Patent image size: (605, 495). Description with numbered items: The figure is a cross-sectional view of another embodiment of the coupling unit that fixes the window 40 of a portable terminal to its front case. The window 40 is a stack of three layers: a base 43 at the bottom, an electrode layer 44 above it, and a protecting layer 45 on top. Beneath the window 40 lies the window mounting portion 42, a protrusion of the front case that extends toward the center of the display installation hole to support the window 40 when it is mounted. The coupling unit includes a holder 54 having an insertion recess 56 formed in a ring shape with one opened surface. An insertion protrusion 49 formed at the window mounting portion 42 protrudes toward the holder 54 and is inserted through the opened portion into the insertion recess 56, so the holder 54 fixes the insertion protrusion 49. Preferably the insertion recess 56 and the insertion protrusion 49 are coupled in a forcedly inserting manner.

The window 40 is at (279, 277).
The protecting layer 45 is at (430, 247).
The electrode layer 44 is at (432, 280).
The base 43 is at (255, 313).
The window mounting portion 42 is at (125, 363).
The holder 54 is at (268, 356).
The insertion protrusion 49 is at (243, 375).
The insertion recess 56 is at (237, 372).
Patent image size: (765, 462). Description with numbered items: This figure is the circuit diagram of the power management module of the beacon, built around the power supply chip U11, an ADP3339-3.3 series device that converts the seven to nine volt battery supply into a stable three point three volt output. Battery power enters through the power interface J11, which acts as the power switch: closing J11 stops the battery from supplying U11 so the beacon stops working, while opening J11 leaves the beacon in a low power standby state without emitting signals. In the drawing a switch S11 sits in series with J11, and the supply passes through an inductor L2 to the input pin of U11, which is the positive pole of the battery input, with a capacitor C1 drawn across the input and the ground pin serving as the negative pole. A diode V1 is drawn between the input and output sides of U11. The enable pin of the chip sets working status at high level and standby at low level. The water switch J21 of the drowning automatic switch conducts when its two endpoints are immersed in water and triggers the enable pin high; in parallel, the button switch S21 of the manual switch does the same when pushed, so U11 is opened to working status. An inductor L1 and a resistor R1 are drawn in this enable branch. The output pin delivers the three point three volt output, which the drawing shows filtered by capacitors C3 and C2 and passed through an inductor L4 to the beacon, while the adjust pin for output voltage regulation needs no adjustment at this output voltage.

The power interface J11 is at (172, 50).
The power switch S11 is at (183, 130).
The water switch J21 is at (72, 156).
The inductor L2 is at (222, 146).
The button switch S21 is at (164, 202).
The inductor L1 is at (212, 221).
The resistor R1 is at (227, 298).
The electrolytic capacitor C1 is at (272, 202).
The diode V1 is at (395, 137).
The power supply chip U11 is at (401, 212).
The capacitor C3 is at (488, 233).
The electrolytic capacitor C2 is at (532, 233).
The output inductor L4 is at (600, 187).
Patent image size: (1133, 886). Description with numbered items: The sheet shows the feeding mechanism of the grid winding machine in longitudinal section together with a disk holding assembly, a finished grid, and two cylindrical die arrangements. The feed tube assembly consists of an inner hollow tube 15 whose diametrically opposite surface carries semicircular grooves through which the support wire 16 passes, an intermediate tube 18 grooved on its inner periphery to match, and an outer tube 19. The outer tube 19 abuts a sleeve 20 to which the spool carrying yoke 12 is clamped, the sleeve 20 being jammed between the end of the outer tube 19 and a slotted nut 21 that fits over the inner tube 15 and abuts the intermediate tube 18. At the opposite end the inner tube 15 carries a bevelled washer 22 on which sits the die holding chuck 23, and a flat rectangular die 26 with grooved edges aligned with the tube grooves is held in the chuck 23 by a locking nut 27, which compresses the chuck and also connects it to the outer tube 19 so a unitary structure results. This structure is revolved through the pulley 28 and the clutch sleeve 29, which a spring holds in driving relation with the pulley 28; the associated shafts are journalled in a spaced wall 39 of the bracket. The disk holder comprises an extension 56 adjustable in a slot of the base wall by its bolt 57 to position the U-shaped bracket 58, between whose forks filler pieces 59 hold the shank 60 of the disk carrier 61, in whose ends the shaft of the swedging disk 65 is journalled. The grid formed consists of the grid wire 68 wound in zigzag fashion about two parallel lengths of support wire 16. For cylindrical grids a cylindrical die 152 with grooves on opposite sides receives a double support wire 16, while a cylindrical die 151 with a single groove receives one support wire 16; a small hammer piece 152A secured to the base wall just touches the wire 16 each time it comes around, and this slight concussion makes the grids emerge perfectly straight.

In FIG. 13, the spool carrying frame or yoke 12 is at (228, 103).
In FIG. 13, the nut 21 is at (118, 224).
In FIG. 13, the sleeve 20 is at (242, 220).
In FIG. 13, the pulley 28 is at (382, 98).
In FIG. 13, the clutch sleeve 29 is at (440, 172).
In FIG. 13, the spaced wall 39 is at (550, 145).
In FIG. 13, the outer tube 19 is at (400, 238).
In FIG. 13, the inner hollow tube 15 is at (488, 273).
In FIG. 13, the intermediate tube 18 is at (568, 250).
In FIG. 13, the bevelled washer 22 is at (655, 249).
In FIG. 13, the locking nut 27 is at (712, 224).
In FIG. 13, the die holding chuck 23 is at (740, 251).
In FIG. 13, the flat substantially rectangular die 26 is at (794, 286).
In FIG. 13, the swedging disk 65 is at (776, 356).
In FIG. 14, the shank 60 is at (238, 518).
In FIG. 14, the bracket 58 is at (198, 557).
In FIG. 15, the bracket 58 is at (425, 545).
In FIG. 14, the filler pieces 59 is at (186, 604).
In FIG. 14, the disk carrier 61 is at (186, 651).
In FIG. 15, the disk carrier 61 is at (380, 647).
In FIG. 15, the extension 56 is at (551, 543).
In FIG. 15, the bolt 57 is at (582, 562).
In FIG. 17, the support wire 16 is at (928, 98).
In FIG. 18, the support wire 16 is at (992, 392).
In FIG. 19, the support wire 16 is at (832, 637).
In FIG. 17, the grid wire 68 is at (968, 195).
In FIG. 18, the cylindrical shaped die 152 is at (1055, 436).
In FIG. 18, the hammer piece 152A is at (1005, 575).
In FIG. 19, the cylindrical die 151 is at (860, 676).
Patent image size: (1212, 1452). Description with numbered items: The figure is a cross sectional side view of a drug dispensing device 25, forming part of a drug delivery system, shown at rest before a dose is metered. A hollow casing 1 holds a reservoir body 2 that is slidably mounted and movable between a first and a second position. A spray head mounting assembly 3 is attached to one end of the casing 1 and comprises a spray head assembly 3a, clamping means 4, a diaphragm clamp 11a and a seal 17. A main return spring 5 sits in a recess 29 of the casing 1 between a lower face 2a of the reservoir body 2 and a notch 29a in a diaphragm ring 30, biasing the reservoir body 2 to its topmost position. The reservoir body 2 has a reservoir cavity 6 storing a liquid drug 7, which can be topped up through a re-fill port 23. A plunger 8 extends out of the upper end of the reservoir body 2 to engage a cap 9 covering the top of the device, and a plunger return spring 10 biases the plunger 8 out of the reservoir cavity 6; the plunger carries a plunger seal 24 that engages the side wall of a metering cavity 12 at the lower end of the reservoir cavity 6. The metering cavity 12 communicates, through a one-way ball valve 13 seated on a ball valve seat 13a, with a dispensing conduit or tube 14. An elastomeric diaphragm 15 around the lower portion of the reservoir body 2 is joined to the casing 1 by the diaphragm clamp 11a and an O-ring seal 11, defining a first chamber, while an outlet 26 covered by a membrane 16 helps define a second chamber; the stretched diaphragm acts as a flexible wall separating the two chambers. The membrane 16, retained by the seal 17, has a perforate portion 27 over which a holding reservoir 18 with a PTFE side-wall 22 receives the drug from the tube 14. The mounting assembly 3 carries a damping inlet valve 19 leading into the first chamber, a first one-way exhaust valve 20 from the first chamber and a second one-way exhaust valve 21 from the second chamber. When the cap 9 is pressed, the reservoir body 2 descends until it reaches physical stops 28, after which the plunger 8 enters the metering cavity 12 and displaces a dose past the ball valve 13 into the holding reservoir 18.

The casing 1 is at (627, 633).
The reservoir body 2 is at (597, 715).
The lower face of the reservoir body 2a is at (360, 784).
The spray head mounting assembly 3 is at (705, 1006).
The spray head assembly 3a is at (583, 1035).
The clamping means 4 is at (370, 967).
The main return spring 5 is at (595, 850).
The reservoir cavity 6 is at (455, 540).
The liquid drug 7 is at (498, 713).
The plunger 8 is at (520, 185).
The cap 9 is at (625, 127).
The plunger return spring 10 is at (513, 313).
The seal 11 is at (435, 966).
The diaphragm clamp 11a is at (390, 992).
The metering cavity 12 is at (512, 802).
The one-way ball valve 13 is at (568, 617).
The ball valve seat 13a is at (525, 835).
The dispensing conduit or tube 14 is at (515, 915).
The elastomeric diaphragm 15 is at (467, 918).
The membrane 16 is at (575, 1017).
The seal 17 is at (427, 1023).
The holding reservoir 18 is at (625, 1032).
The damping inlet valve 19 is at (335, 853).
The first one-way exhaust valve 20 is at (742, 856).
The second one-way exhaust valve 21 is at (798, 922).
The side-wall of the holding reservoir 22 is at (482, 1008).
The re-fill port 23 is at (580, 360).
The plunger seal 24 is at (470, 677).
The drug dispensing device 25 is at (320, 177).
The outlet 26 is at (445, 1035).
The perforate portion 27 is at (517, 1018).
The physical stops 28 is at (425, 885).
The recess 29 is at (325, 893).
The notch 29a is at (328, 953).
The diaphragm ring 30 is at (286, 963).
────────
**Stated problem**
Could you edit the listing between the lines holding "Patent image size: (765, 462)." and "The capacitor C3 is at (488, 233).", inclusive, by swapping "circuit diagram" for "schematic" and leaving everything else as is? Return only those lines.

**Solution to the problem**
Patent image size: (765, 462). Description with numbered items: This figure is the schematic of the power management module of the beacon, built around the power supply chip U11, an ADP3339-3.3 series device that converts the seven to nine volt battery supply into a stable three point three volt output. Battery power enters through the power interface J11, which acts as the power switch: closing J11 stops the battery from supplying U11 so the beacon stops working, while opening J11 leaves the beacon in a low power standby state without emitting signals. In the drawing a switch S11 sits in series with J11, and the supply passes through an inductor L2 to the input pin of U11, which is the positive pole of the battery input, with a capacitor C1 drawn across the input and the ground pin serving as the negative pole. A diode V1 is drawn between the input and output sides of U11. The enable pin of the chip sets working status at high level and standby at low level. The water switch J21 of the drowning automatic switch conducts when its two endpoints are immersed in water and triggers the enable pin high; in parallel, the button switch S21 of the manual switch does the same when pushed, so U11 is opened to working status. An inductor L1 and a resistor R1 are drawn in this enable branch. The output pin delivers the three point three volt output, which the drawing shows filtered by capacitors C3 and C2 and passed through an inductor L4 to the beacon, while the adjust pin for output voltage regulation needs no adjustment at this output voltage.

The power interface J11 is at (172, 50).
The power switch S11 is at (183, 130).
The water switch J21 is at (72, 156).
The inductor L2 is at (222, 146).
The button switch S21 is at (164, 202).
The inductor L1 is at (212, 221).
The resistor R1 is at (227, 298).
The electrolytic capacitor C1 is at (272, 202).
The diode V1 is at (395, 137).
The power supply chip U11 is at (401, 212).
The capacitor C3 is at (488, 233).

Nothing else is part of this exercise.